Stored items
........

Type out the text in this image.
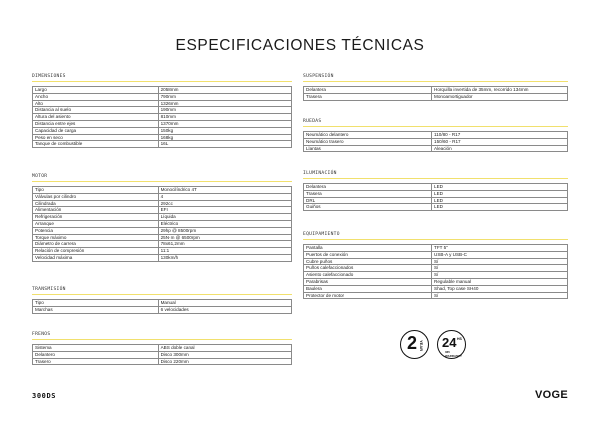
ESPECIFICACIONES TÉCNICAS
DIMENSIONES
Largo	2058mm
Ancho	790mm
Alto	1326mm
Distancia al suelo	190mm
Altura del asiento	810mm
Distancia entre ejes	1370mm
Capacidad de carga	150kg
Peso en seco	168kg
Tanque de combustible	16L
MOTOR
Tipo	Monocilíndrico 4T
Válvulas por cilindro	4
Cilindrada	292cc
Alimentación	EFI
Refrigeración	Líquida
Arranque	Eléctrico
Potencia	29hp @ 8500rpm
Torque máximo	25N·m @ 6500rpm
Diámetro de carrera	78x61,2mm
Relación de compresión	11:1
Velocidad máxima	130km/h
TRANSMISIÓN
Tipo	Manual
Marchas	6 velocidades
FRENOS
Sistema	ABS doble canal
Delantero	Disco 300mm
Trasero	Disco 220mm
SUSPENSIÓN
Delantera	Horquilla invertida de 35mm, recorrido 134mm
Trasera	Monoamortiguador
RUEDAS
Neumático delantero	110/80 - R17
Neumático trasero	150/60 - R17
Llantas	Aleación
ILUMINACIÓN
Delantera	LED
Trasera	LED
DRL	LED
Guiños	LED
EQUIPAMIENTO
Pantalla	TFT 5"
Puertos de conexión	USB-A y USB-C
Cubre puños	Sí
Puños calefaccionados	Sí
Asiento calefaccionado	Sí
Parabrisas	Regulable manual
Baulera	Shad, Top case SH40
Protector de motor	Sí
2 YEAR 24 HS
365 WARRANTY
300DS	VOGE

........

Short task
Exclude all images and restate the records above word for word.

In response
Type out the text in this image.
ESPECIFICACIONES TÉCNICAS
DIMENSIONES
Largo	2058mm
Ancho	790mm
Alto	1326mm
Distancia al suelo	190mm
Altura del asiento	810mm
Distancia entre ejes	1370mm
Capacidad de carga	150kg
Peso en seco	168kg
Tanque de combustible	16L
MOTOR
Tipo	Monocilíndrico 4T
Válvulas por cilindro	4
Cilindrada	292cc
Alimentación	EFI
Refrigeración	Líquida
Arranque	Eléctrico
Potencia	29hp @ 8500rpm
Torque máximo	25N·m @ 6500rpm
Diámetro de carrera	78x61,2mm
Relación de compresión	11:1
Velocidad máxima	130km/h
TRANSMISIÓN
Tipo	Manual
Marchas	6 velocidades
FRENOS
Sistema	ABS doble canal
Delantero	Disco 300mm
Trasero	Disco 220mm
SUSPENSIÓN
Delantera	Horquilla invertida de 35mm, recorrido 134mm
Trasera	Monoamortiguador
RUEDAS
Neumático delantero	110/80 - R17
Neumático trasero	150/60 - R17
Llantas	Aleación
ILUMINACIÓN
Delantera	LED
Trasera	LED
DRL	LED
Guiños	LED
EQUIPAMIENTO
Pantalla	TFT 5"
Puertos de conexión	USB-A y USB-C
Cubre puños	Sí
Puños calefaccionados	Sí
Asiento calefaccionado	Sí
Parabrisas	Regulable manual
Baulera	Shad, Top case SH40
Protector de motor	Sí
2 YEAR 24 HS
365 WARRANTY
300DS	VOGE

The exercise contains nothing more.